WHAT THE TASK REQUIRES
Using the listing below, select the lines with the word "Gráfico" and copy them.

--- Start of PROVIDED DATA ---

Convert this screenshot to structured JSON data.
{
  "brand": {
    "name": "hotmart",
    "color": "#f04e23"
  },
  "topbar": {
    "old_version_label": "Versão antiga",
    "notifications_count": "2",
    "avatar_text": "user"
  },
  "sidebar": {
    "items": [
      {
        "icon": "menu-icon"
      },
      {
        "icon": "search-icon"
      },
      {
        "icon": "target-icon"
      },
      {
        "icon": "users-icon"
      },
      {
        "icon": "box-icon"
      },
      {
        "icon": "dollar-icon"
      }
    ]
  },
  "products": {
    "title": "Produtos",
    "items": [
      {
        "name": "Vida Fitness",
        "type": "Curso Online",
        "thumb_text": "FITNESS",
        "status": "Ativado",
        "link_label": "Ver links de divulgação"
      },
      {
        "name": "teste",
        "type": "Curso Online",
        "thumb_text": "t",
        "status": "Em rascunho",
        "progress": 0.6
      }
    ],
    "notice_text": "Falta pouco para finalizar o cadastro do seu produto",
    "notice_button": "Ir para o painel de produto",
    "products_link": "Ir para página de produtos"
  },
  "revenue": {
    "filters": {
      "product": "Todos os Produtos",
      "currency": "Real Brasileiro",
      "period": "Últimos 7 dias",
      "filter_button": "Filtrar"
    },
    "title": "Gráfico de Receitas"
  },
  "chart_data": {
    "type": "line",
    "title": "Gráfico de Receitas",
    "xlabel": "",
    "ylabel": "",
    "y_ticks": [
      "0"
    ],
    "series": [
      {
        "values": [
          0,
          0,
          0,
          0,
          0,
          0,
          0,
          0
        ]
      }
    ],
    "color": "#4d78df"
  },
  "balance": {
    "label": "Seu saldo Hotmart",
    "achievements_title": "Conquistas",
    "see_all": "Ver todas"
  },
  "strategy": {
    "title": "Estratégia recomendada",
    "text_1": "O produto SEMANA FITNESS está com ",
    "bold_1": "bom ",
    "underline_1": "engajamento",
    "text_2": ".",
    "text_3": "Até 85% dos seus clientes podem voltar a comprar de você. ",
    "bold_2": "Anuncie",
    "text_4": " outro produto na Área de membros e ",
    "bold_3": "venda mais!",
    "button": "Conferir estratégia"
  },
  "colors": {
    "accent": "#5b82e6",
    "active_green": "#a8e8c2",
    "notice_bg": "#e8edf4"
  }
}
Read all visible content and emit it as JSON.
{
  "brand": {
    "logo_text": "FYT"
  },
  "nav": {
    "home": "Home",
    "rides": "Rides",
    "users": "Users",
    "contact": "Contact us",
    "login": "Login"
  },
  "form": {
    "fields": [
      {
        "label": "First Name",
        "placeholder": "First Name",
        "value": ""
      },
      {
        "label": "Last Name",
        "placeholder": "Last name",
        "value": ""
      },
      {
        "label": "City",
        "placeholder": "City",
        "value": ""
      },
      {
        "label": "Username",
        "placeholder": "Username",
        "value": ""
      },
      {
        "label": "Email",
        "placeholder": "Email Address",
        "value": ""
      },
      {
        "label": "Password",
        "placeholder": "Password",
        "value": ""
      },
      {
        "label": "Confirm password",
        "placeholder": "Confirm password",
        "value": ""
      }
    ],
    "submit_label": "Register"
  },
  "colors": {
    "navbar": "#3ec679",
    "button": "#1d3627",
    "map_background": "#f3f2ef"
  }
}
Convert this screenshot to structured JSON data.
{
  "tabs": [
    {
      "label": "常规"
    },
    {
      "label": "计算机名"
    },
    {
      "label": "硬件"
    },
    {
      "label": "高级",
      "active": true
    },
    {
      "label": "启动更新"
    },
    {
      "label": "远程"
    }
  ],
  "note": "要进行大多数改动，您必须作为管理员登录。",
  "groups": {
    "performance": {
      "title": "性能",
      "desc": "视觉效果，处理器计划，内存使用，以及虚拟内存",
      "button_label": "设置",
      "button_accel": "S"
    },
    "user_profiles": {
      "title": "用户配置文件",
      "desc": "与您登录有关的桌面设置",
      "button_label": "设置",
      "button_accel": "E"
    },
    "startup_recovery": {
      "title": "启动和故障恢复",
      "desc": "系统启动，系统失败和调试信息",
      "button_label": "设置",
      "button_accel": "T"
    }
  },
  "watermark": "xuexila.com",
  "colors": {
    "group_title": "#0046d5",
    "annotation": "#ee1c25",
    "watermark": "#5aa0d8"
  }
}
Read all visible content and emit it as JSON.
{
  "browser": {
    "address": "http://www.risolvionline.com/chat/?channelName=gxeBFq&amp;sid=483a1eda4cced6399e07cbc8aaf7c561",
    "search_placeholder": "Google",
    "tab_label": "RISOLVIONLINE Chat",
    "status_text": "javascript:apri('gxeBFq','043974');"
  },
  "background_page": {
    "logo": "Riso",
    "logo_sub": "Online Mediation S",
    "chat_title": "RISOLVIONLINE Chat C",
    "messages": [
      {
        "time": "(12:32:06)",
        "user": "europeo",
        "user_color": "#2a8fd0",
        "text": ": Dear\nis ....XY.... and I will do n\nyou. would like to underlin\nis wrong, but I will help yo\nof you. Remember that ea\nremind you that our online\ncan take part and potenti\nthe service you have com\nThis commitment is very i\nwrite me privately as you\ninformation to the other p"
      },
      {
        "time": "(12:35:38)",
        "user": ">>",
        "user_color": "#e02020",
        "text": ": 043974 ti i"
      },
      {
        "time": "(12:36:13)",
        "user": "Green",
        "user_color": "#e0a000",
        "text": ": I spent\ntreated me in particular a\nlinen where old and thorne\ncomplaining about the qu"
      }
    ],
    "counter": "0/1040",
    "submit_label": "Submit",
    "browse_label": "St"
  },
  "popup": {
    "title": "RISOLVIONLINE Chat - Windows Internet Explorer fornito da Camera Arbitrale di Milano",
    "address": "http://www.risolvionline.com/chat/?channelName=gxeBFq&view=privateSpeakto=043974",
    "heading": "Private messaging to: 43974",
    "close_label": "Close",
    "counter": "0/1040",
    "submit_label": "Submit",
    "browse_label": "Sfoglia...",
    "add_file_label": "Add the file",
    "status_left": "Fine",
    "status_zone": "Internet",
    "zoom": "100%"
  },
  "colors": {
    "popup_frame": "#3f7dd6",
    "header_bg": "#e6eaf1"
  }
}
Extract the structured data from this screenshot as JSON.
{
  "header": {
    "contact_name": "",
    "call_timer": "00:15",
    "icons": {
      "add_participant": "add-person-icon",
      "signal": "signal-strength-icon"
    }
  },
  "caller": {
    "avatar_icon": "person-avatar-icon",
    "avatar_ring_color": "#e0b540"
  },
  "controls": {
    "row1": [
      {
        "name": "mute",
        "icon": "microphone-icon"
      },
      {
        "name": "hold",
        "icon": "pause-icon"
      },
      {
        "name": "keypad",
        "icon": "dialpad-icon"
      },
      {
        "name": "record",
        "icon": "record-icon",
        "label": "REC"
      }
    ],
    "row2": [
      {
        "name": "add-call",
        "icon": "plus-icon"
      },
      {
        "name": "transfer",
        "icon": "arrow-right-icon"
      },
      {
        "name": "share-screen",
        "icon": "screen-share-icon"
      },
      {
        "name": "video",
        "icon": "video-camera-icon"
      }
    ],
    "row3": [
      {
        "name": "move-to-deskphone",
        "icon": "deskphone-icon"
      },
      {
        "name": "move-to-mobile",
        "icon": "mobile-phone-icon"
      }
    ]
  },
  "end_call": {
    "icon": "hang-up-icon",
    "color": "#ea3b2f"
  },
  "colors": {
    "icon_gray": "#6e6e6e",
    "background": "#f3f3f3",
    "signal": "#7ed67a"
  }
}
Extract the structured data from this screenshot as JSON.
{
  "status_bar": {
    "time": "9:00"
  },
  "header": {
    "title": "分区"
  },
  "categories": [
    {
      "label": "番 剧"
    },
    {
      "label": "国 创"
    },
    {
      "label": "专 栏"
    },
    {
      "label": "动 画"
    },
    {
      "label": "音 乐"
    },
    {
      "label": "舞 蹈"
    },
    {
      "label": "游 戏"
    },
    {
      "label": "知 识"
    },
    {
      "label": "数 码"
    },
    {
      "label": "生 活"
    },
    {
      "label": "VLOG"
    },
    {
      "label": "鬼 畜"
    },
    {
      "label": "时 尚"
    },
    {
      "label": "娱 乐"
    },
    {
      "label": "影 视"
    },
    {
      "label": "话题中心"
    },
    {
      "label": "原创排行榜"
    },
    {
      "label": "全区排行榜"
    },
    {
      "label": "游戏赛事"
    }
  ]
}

--- End of PROVIDED DATA ---

EXPECTED ANSWER
    "title": "Gráfico de Receitas"
    "title": "Gráfico de Receitas",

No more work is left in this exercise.